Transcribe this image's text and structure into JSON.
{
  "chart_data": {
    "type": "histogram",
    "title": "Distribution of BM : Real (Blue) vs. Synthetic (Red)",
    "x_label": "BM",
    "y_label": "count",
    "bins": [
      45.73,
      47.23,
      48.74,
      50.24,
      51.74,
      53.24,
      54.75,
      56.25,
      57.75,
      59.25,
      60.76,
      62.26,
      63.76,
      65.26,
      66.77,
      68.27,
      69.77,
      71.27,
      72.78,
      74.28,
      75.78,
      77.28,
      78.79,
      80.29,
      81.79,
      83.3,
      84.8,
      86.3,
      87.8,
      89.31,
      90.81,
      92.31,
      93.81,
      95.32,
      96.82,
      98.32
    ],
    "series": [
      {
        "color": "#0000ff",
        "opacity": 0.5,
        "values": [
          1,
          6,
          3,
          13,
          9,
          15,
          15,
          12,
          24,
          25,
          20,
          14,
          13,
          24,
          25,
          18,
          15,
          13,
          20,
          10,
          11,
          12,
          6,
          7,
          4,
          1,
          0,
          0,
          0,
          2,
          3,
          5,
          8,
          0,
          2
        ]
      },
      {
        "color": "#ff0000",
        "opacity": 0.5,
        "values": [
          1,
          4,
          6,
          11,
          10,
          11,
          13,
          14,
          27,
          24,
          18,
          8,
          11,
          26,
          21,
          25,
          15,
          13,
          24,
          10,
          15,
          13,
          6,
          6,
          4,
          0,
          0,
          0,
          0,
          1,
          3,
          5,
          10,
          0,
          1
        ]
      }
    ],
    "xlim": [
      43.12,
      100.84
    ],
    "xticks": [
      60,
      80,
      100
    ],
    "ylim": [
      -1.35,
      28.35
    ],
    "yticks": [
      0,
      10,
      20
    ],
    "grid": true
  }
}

****

**THE REQUEST**. Print all of the entries exactly as they are written.

**SOLUTION TO THE EXERCISE**.
Transcribe this image's text and structure into JSON.
{
  "chart_data": {
    "type": "histogram",
    "title": "Distribution of BM : Real (Blue) vs. Synthetic (Red)",
    "x_label": "BM",
    "y_label": "count",
    "bins": [
      45.73,
      47.23,
      48.74,
      50.24,
      51.74,
      53.24,
      54.75,
      56.25,
      57.75,
      59.25,
      60.76,
      62.26,
      63.76,
      65.26,
      66.77,
      68.27,
      69.77,
      71.27,
      72.78,
      74.28,
      75.78,
      77.28,
      78.79,
      80.29,
      81.79,
      83.3,
      84.8,
      86.3,
      87.8,
      89.31,
      90.81,
      92.31,
      93.81,
      95.32,
      96.82,
      98.32
    ],
    "series": [
      {
        "color": "#0000ff",
        "opacity": 0.5,
        "values": [
          1,
          6,
          3,
          13,
          9,
          15,
          15,
          12,
          24,
          25,
          20,
          14,
          13,
          24,
          25,
          18,
          15,
          13,
          20,
          10,
          11,
          12,
          6,
          7,
          4,
          1,
          0,
          0,
          0,
          2,
          3,
          5,
          8,
          0,
          2
        ]
      },
      {
        "color": "#ff0000",
        "opacity": 0.5,
        "values": [
          1,
          4,
          6,
          11,
          10,
          11,
          13,
          14,
          27,
          24,
          18,
          8,
          11,
          26,
          21,
          25,
          15,
          13,
          24,
          10,
          15,
          13,
          6,
          6,
          4,
          0,
          0,
          0,
          0,
          1,
          3,
          5,
          10,
          0,
          1
        ]
      }
    ],
    "xlim": [
      43.12,
      100.84
    ],
    "xticks": [
      60,
      80,
      100
    ],
    "ylim": [
      -1.35,
      28.35
    ],
    "yticks": [
      0,
      10,
      20
    ],
    "grid": true
  }
}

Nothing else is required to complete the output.